Stored records

● ● ● ● ● ● ●

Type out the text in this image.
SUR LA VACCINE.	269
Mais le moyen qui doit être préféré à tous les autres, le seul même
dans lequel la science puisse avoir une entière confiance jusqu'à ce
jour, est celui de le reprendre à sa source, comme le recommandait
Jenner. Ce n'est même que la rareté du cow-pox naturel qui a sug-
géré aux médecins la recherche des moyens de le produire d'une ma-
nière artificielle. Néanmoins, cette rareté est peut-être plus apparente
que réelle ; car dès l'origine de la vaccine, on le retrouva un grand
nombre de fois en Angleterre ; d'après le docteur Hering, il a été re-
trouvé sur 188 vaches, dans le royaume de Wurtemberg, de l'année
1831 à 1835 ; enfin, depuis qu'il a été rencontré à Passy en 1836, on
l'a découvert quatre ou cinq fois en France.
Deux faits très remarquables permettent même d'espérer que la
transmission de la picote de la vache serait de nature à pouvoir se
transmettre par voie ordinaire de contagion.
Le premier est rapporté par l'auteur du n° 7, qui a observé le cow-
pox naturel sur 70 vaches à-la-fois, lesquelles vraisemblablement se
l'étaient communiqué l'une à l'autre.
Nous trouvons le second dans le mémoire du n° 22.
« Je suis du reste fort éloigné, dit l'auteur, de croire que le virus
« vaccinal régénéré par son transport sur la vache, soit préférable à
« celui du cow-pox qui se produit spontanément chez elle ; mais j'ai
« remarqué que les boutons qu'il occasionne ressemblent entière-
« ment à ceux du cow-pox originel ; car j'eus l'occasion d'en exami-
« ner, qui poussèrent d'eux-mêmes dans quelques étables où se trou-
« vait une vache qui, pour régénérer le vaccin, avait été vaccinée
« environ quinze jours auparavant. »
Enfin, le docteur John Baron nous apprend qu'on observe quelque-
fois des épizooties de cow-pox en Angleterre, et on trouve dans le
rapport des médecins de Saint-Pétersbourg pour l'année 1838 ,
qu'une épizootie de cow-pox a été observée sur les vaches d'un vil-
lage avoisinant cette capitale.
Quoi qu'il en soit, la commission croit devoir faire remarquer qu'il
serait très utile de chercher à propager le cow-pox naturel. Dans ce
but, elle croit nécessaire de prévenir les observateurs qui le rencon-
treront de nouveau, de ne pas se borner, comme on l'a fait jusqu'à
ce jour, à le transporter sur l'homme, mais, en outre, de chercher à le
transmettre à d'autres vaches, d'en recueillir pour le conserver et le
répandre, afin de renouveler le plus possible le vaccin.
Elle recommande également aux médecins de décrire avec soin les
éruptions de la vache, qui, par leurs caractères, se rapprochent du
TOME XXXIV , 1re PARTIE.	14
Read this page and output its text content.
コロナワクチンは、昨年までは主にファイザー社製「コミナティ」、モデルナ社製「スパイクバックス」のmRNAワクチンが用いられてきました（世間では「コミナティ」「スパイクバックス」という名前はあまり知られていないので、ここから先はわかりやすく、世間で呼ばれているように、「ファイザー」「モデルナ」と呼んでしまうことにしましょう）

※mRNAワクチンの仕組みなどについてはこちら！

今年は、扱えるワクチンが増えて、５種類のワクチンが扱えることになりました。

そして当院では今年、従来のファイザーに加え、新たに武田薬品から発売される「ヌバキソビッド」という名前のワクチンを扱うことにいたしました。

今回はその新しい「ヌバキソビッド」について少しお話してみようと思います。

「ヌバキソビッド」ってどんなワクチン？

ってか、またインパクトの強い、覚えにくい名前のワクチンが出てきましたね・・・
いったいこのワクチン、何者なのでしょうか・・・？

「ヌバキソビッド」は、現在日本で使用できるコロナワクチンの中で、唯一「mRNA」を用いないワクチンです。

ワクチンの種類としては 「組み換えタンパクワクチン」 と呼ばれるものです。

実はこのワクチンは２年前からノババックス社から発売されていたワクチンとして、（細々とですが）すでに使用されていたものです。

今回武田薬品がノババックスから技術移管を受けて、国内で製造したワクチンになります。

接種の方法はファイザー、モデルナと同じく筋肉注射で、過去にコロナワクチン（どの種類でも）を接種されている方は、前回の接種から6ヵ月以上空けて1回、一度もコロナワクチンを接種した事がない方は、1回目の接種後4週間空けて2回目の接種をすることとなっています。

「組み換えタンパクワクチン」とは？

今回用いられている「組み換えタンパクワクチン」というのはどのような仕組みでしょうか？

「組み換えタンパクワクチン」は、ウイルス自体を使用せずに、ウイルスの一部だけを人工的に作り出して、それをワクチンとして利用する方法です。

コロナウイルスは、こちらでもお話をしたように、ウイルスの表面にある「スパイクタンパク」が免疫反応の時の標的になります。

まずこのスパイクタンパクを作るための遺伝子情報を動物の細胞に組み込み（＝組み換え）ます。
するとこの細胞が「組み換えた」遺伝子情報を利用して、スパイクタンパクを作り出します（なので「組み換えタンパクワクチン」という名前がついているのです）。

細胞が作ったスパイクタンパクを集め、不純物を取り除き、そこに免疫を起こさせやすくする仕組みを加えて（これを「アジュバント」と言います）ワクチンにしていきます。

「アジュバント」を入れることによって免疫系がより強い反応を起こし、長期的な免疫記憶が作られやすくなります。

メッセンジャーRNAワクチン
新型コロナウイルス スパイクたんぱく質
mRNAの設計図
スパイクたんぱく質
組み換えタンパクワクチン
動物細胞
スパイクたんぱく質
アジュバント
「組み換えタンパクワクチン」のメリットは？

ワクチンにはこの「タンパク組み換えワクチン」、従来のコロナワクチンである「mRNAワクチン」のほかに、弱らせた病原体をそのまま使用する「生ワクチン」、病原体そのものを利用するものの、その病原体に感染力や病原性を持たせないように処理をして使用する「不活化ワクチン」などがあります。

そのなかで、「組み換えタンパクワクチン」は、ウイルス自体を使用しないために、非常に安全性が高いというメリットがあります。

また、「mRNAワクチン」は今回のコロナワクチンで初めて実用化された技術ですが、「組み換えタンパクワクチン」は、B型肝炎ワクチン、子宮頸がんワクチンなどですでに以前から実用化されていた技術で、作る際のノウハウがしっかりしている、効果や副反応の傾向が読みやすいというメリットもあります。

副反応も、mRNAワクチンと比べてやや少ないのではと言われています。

● ● ● ● ● ● ●

• ACTION ITEM: Each line holding "組み換えタンパクワクチン" in the records should be copied out.

• REPLY:
ワクチンの種類としては 「組み換えタンパクワクチン」 と呼ばれるものです。
「組み換えタンパクワクチン」とは？
今回用いられている「組み換えタンパクワクチン」というのはどのような仕組みでしょうか？
「組み換えタンパクワクチン」は、ウイルス自体を使用せずに、ウイルスの一部だけを人工的に作り出して、それをワクチンとして利用する方法です。
するとこの細胞が「組み換えた」遺伝子情報を利用して、スパイクタンパクを作り出します（なので「組み換えタンパクワクチン」という名前がついているのです）。
組み換えタンパクワクチン
「組み換えタンパクワクチン」のメリットは？
そのなかで、「組み換えタンパクワクチン」は、ウイルス自体を使用しないために、非常に安全性が高いというメリットがあります。
また、「mRNAワクチン」は今回のコロナワクチンで初めて実用化された技術ですが、「組み換えタンパクワクチン」は、B型肝炎ワクチン、子宮頸がんワクチンなどですでに以前から実用化されていた技術で、作る際のノウハウがしっかりしている、効果や副反応の傾向が読みやすいというメリットもあります。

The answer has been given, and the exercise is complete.